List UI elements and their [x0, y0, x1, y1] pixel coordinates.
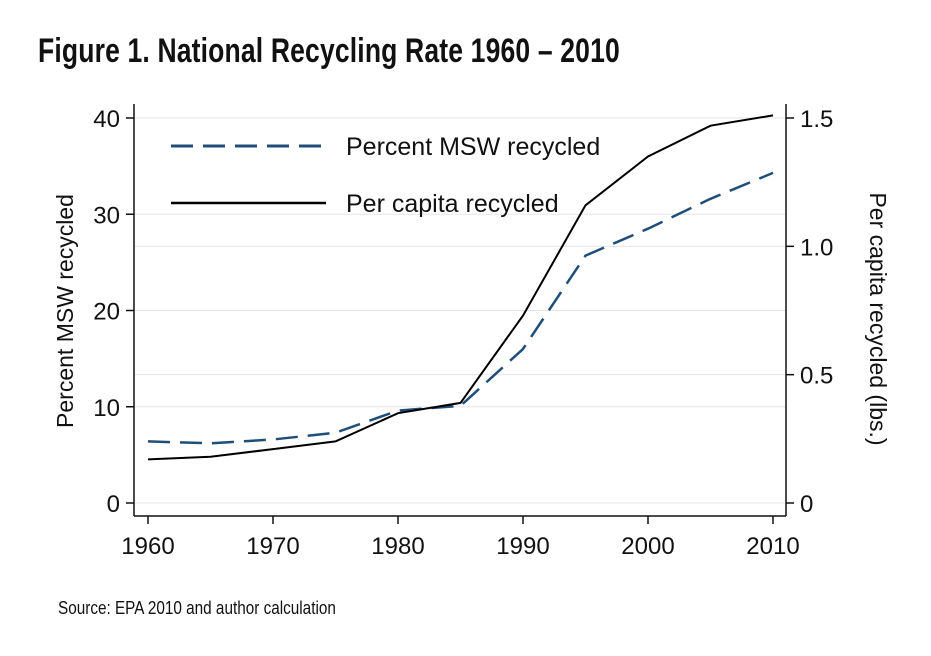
legend-label-percent-msw: Percent MSW recycled — [346, 133, 600, 161]
y-left-tick-label-0: 0 — [107, 491, 120, 518]
y-right-tick-label-0.5: 0.5 — [800, 363, 833, 390]
y-left-tick-label-30: 30 — [93, 202, 120, 229]
x-tick-label-2010: 2010 — [746, 533, 799, 560]
legend: Percent MSW recycled Per capita recycled — [171, 133, 600, 218]
y-right-tick-label-1.0: 1.0 — [800, 234, 833, 261]
series — [147, 114, 774, 461]
x-tick-label-1960: 1960 — [121, 533, 174, 560]
y-left-tick-label-40: 40 — [93, 106, 120, 133]
gridlines — [134, 117, 786, 504]
x-tick-label-2000: 2000 — [621, 533, 674, 560]
series-line-per-capita — [147, 114, 774, 461]
y-left-tick-label-20: 20 — [93, 299, 120, 326]
y-right-tick-label-0: 0 — [800, 491, 813, 518]
series-line-percent-msw — [147, 171, 774, 445]
y-right-tick-label-1.5: 1.5 — [800, 106, 833, 133]
x-tick-label-1990: 1990 — [496, 533, 549, 560]
x-tick-label-1980: 1980 — [371, 533, 424, 560]
legend-label-per-capita: Per capita recycled — [346, 190, 559, 218]
y-axis-right-title: Per capita recycled (lbs.) — [865, 192, 891, 445]
axes: 0 10 20 30 40 0 0.5 1.0 1.5 1960 1970 1980 1990 2000 2… — [52, 104, 891, 560]
figure-title: Figure 1. National Recycling Rate 1960 –… — [38, 32, 620, 70]
x-tick-label-1970: 1970 — [246, 533, 299, 560]
y-left-tick-label-10: 10 — [93, 395, 120, 422]
y-axis-left-title: Percent MSW recycled — [52, 194, 78, 428]
source-note: Source: EPA 2010 and author calculation — [58, 598, 336, 618]
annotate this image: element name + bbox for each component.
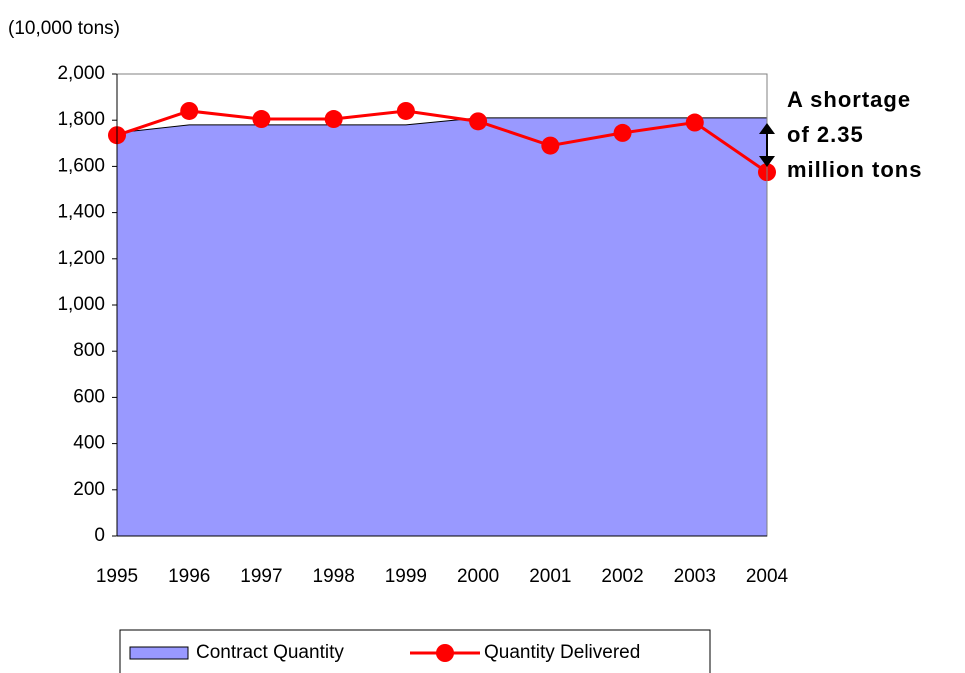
point xyxy=(180,101,199,120)
point xyxy=(252,110,271,129)
point xyxy=(541,136,560,155)
x-tick-label: 1999 xyxy=(385,566,427,587)
line xyxy=(116,109,768,174)
y-tick-label: 0 xyxy=(94,525,105,546)
y-tick-label: 1,200 xyxy=(57,248,105,269)
legend-swatch xyxy=(129,646,189,660)
legend-marker xyxy=(436,644,454,662)
y-tick-label: 1,400 xyxy=(57,202,105,223)
x-tick-label: 1998 xyxy=(313,566,355,587)
point xyxy=(469,112,488,131)
area xyxy=(116,117,768,537)
y-tick-label: 1,600 xyxy=(57,155,105,176)
y-tick-label: 200 xyxy=(73,479,105,500)
x-tick-label: 2001 xyxy=(529,566,571,587)
annotation: A shortage xyxy=(787,87,911,112)
x-tick-label: 2003 xyxy=(674,566,716,587)
y-tick-label: 600 xyxy=(73,386,105,407)
x-tick-label: 2002 xyxy=(601,566,643,587)
y-tick-label: 800 xyxy=(73,340,105,361)
y-tick-label: 2,000 xyxy=(57,63,105,84)
x-tick-label: 2000 xyxy=(457,566,499,587)
x-tick-label: 1996 xyxy=(168,566,210,587)
legend-label: Contract Quantity xyxy=(196,642,344,663)
annotation: million tons xyxy=(787,157,922,182)
point xyxy=(613,123,632,142)
y-tick-label: 400 xyxy=(73,433,105,454)
shortage-arrow xyxy=(759,123,775,167)
legend-label: Quantity Delivered xyxy=(484,642,640,663)
point xyxy=(324,110,343,129)
x-tick-label: 1995 xyxy=(96,566,138,587)
x-tick-label: 1997 xyxy=(240,566,282,587)
point xyxy=(396,101,415,120)
y-tick-label: 1,800 xyxy=(57,109,105,130)
point xyxy=(685,113,704,132)
y-unit-label: (10,000 tons) xyxy=(8,18,120,39)
annotation: of 2.35 xyxy=(787,122,864,147)
x-tick-label: 2004 xyxy=(746,566,789,587)
y-tick-label: 1,000 xyxy=(57,294,105,315)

**PROBLEM TO WORK ON**
Could you set down every line of the listing above word for word, leaving out the pictures?

**RESULT BELOW**
List UI elements and their [x0, y0, x1, y1] pixel coordinates.
legend-label-percent-msw: Percent MSW recycled — [346, 133, 600, 161]
y-left-tick-label-0: 0 — [107, 491, 120, 518]
y-right-tick-label-0.5: 0.5 — [800, 363, 833, 390]
y-left-tick-label-30: 30 — [93, 202, 120, 229]
x-tick-label-2010: 2010 — [746, 533, 799, 560]
legend: Percent MSW recycled Per capita recycled — [171, 133, 600, 218]
y-right-tick-label-1.0: 1.0 — [800, 234, 833, 261]
series — [147, 114, 774, 461]
x-tick-label-1960: 1960 — [121, 533, 174, 560]
y-left-tick-label-40: 40 — [93, 106, 120, 133]
gridlines — [134, 117, 786, 504]
x-tick-label-2000: 2000 — [621, 533, 674, 560]
series-line-per-capita — [147, 114, 774, 461]
y-left-tick-label-20: 20 — [93, 299, 120, 326]
y-right-tick-label-0: 0 — [800, 491, 813, 518]
series-line-percent-msw — [147, 171, 774, 445]
y-right-tick-label-1.5: 1.5 — [800, 106, 833, 133]
x-tick-label-1990: 1990 — [496, 533, 549, 560]
x-tick-label-1980: 1980 — [371, 533, 424, 560]
legend-label-per-capita: Per capita recycled — [346, 190, 559, 218]
y-axis-right-title: Per capita recycled (lbs.) — [865, 192, 891, 445]
axes: 0 10 20 30 40 0 0.5 1.0 1.5 1960 1970 1980 1990 2000 2… — [52, 104, 891, 560]
figure-title: Figure 1. National Recycling Rate 1960 –… — [38, 32, 620, 70]
x-tick-label-1970: 1970 — [246, 533, 299, 560]
y-left-tick-label-10: 10 — [93, 395, 120, 422]
y-axis-left-title: Percent MSW recycled — [52, 194, 78, 428]
source-note: Source: EPA 2010 and author calculation — [58, 598, 336, 618]
annotate this image: element name + bbox for each component.
point xyxy=(180,101,199,120)
point xyxy=(252,110,271,129)
point xyxy=(541,136,560,155)
x-tick-label: 1999 xyxy=(385,566,427,587)
line xyxy=(116,109,768,174)
y-tick-label: 0 xyxy=(94,525,105,546)
y-tick-label: 1,200 xyxy=(57,248,105,269)
legend-swatch xyxy=(129,646,189,660)
legend-marker xyxy=(436,644,454,662)
y-tick-label: 1,400 xyxy=(57,202,105,223)
x-tick-label: 1998 xyxy=(313,566,355,587)
point xyxy=(469,112,488,131)
area xyxy=(116,117,768,537)
y-tick-label: 1,600 xyxy=(57,155,105,176)
y-tick-label: 200 xyxy=(73,479,105,500)
x-tick-label: 2001 xyxy=(529,566,571,587)
annotation: A shortage xyxy=(787,87,911,112)
x-tick-label: 2003 xyxy=(674,566,716,587)
y-tick-label: 600 xyxy=(73,386,105,407)
x-tick-label: 2002 xyxy=(601,566,643,587)
y-tick-label: 800 xyxy=(73,340,105,361)
y-tick-label: 2,000 xyxy=(57,63,105,84)
x-tick-label: 2000 xyxy=(457,566,499,587)
x-tick-label: 1996 xyxy=(168,566,210,587)
legend-label: Contract Quantity xyxy=(196,642,344,663)
annotation: million tons xyxy=(787,157,922,182)
point xyxy=(613,123,632,142)
y-tick-label: 400 xyxy=(73,433,105,454)
shortage-arrow xyxy=(759,123,775,167)
legend-label: Quantity Delivered xyxy=(484,642,640,663)
point xyxy=(324,110,343,129)
x-tick-label: 1995 xyxy=(96,566,138,587)
x-tick-label: 1997 xyxy=(240,566,282,587)
point xyxy=(396,101,415,120)
y-tick-label: 1,800 xyxy=(57,109,105,130)
point xyxy=(685,113,704,132)
y-unit-label: (10,000 tons) xyxy=(8,18,120,39)
annotation: of 2.35 xyxy=(787,122,864,147)
x-tick-label: 2004 xyxy=(746,566,789,587)
y-tick-label: 1,000 xyxy=(57,294,105,315)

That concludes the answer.